## SET PROBLEM
Copy all lines below containing "JSON".
____ EXTRACTED ENTRIES
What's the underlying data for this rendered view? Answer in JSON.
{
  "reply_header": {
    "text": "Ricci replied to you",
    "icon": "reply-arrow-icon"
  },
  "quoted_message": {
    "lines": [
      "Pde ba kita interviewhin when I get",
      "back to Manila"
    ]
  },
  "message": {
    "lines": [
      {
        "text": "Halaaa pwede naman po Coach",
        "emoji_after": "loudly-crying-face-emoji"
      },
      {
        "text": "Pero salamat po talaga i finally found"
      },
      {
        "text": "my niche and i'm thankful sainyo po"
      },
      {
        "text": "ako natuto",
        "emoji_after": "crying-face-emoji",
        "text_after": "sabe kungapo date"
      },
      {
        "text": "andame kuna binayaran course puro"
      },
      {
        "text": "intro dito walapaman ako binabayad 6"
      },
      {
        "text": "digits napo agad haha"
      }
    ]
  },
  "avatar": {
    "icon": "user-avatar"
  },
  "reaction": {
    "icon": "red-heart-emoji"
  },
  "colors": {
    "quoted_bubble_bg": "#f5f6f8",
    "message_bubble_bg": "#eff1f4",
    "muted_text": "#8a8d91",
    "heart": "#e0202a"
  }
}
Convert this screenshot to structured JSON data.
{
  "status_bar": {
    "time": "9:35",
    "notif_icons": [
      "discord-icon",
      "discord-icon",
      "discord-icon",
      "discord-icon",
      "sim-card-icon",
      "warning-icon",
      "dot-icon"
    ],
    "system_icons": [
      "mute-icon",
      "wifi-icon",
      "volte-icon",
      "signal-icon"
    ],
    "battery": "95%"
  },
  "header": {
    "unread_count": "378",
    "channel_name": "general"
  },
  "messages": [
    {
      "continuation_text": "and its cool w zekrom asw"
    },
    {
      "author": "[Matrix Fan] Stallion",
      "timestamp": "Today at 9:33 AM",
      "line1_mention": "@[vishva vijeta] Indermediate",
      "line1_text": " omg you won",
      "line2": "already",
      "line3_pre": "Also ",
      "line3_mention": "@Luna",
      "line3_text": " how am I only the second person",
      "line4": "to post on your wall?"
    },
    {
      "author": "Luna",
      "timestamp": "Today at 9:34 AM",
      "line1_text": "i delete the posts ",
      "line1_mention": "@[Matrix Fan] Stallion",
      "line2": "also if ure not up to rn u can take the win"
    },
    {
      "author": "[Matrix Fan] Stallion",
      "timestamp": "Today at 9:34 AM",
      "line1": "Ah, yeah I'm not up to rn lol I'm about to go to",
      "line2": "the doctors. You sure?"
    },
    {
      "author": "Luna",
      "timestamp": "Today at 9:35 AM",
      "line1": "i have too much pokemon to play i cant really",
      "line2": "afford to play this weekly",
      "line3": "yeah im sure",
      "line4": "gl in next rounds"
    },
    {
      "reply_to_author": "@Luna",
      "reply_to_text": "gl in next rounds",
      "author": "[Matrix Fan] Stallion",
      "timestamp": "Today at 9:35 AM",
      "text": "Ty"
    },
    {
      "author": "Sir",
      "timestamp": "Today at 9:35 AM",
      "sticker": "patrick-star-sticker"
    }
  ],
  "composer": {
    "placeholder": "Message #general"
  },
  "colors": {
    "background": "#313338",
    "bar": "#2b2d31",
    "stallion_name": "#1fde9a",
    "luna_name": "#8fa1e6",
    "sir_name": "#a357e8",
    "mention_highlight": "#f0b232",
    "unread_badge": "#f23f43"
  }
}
________
## COMPLETE OUTPUT
What's the underlying data for this rendered view? Answer in JSON.
Convert this screenshot to structured JSON data.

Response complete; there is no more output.